## Start PROVIDED INFORMATION

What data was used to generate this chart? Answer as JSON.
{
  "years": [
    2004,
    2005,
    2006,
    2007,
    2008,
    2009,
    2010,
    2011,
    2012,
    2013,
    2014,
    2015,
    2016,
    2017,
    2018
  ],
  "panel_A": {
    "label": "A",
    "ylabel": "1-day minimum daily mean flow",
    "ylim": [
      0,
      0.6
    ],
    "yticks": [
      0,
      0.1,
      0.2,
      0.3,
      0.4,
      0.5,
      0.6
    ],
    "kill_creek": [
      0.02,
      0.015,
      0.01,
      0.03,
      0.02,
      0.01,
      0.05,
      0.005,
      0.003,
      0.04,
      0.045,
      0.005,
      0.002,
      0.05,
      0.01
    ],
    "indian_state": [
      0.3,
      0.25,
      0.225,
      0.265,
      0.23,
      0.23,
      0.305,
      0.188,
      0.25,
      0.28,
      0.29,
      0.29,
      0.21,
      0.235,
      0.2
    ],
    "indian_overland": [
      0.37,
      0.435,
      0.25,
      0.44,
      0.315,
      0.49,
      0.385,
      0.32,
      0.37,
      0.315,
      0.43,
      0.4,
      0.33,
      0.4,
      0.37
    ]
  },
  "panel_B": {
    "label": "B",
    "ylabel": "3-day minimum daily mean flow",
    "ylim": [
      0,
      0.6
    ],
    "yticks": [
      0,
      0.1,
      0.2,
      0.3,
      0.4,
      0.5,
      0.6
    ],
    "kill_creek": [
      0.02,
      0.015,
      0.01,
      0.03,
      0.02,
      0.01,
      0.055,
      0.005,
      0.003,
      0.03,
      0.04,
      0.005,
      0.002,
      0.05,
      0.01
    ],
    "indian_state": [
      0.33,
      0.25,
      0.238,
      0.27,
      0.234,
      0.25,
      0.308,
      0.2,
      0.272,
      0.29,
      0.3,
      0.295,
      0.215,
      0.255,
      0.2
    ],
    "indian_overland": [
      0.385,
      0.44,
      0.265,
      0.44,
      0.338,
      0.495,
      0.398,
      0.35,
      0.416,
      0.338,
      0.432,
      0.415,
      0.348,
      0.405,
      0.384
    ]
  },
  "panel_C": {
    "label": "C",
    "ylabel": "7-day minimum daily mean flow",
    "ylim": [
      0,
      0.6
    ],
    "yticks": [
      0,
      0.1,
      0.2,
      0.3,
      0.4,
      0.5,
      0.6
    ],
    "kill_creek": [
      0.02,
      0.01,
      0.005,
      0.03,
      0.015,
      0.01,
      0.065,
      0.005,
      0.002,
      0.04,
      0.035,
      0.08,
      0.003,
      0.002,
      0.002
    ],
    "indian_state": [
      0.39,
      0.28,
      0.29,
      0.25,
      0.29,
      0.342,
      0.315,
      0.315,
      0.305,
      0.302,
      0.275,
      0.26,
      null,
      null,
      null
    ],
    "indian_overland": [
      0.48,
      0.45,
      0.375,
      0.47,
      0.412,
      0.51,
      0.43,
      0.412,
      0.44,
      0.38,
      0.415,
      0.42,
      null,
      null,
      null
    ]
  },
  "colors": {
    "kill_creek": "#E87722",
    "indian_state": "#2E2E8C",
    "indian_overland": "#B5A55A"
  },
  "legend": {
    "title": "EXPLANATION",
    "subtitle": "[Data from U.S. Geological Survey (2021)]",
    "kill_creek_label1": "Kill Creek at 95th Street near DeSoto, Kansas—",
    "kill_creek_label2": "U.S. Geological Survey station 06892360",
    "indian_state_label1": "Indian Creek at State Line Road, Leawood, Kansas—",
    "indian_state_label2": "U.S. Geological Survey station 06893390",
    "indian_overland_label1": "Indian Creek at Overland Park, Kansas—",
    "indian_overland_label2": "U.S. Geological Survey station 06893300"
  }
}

## End PROVIDED INFORMATION

§ **GOAL**
Reproduce the listing in full. Keep it exactly as written.

§ **COMPLETED EXERCISE**
What data was used to generate this chart? Answer as JSON.
{
  "years": [
    2004,
    2005,
    2006,
    2007,
    2008,
    2009,
    2010,
    2011,
    2012,
    2013,
    2014,
    2015,
    2016,
    2017,
    2018
  ],
  "panel_A": {
    "label": "A",
    "ylabel": "1-day minimum daily mean flow",
    "ylim": [
      0,
      0.6
    ],
    "yticks": [
      0,
      0.1,
      0.2,
      0.3,
      0.4,
      0.5,
      0.6
    ],
    "kill_creek": [
      0.02,
      0.015,
      0.01,
      0.03,
      0.02,
      0.01,
      0.05,
      0.005,
      0.003,
      0.04,
      0.045,
      0.005,
      0.002,
      0.05,
      0.01
    ],
    "indian_state": [
      0.3,
      0.25,
      0.225,
      0.265,
      0.23,
      0.23,
      0.305,
      0.188,
      0.25,
      0.28,
      0.29,
      0.29,
      0.21,
      0.235,
      0.2
    ],
    "indian_overland": [
      0.37,
      0.435,
      0.25,
      0.44,
      0.315,
      0.49,
      0.385,
      0.32,
      0.37,
      0.315,
      0.43,
      0.4,
      0.33,
      0.4,
      0.37
    ]
  },
  "panel_B": {
    "label": "B",
    "ylabel": "3-day minimum daily mean flow",
    "ylim": [
      0,
      0.6
    ],
    "yticks": [
      0,
      0.1,
      0.2,
      0.3,
      0.4,
      0.5,
      0.6
    ],
    "kill_creek": [
      0.02,
      0.015,
      0.01,
      0.03,
      0.02,
      0.01,
      0.055,
      0.005,
      0.003,
      0.03,
      0.04,
      0.005,
      0.002,
      0.05,
      0.01
    ],
    "indian_state": [
      0.33,
      0.25,
      0.238,
      0.27,
      0.234,
      0.25,
      0.308,
      0.2,
      0.272,
      0.29,
      0.3,
      0.295,
      0.215,
      0.255,
      0.2
    ],
    "indian_overland": [
      0.385,
      0.44,
      0.265,
      0.44,
      0.338,
      0.495,
      0.398,
      0.35,
      0.416,
      0.338,
      0.432,
      0.415,
      0.348,
      0.405,
      0.384
    ]
  },
  "panel_C": {
    "label": "C",
    "ylabel": "7-day minimum daily mean flow",
    "ylim": [
      0,
      0.6
    ],
    "yticks": [
      0,
      0.1,
      0.2,
      0.3,
      0.4,
      0.5,
      0.6
    ],
    "kill_creek": [
      0.02,
      0.01,
      0.005,
      0.03,
      0.015,
      0.01,
      0.065,
      0.005,
      0.002,
      0.04,
      0.035,
      0.08,
      0.003,
      0.002,
      0.002
    ],
    "indian_state": [
      0.39,
      0.28,
      0.29,
      0.25,
      0.29,
      0.342,
      0.315,
      0.315,
      0.305,
      0.302,
      0.275,
      0.26,
      null,
      null,
      null
    ],
    "indian_overland": [
      0.48,
      0.45,
      0.375,
      0.47,
      0.412,
      0.51,
      0.43,
      0.412,
      0.44,
      0.38,
      0.415,
      0.42,
      null,
      null,
      null
    ]
  },
  "colors": {
    "kill_creek": "#E87722",
    "indian_state": "#2E2E8C",
    "indian_overland": "#B5A55A"
  },
  "legend": {
    "title": "EXPLANATION",
    "subtitle": "[Data from U.S. Geological Survey (2021)]",
    "kill_creek_label1": "Kill Creek at 95th Street near DeSoto, Kansas—",
    "kill_creek_label2": "U.S. Geological Survey station 06892360",
    "indian_state_label1": "Indian Creek at State Line Road, Leawood, Kansas—",
    "indian_state_label2": "U.S. Geological Survey station 06893390",
    "indian_overland_label1": "Indian Creek at Overland Park, Kansas—",
    "indian_overland_label2": "U.S. Geological Survey station 06893300"
  }
}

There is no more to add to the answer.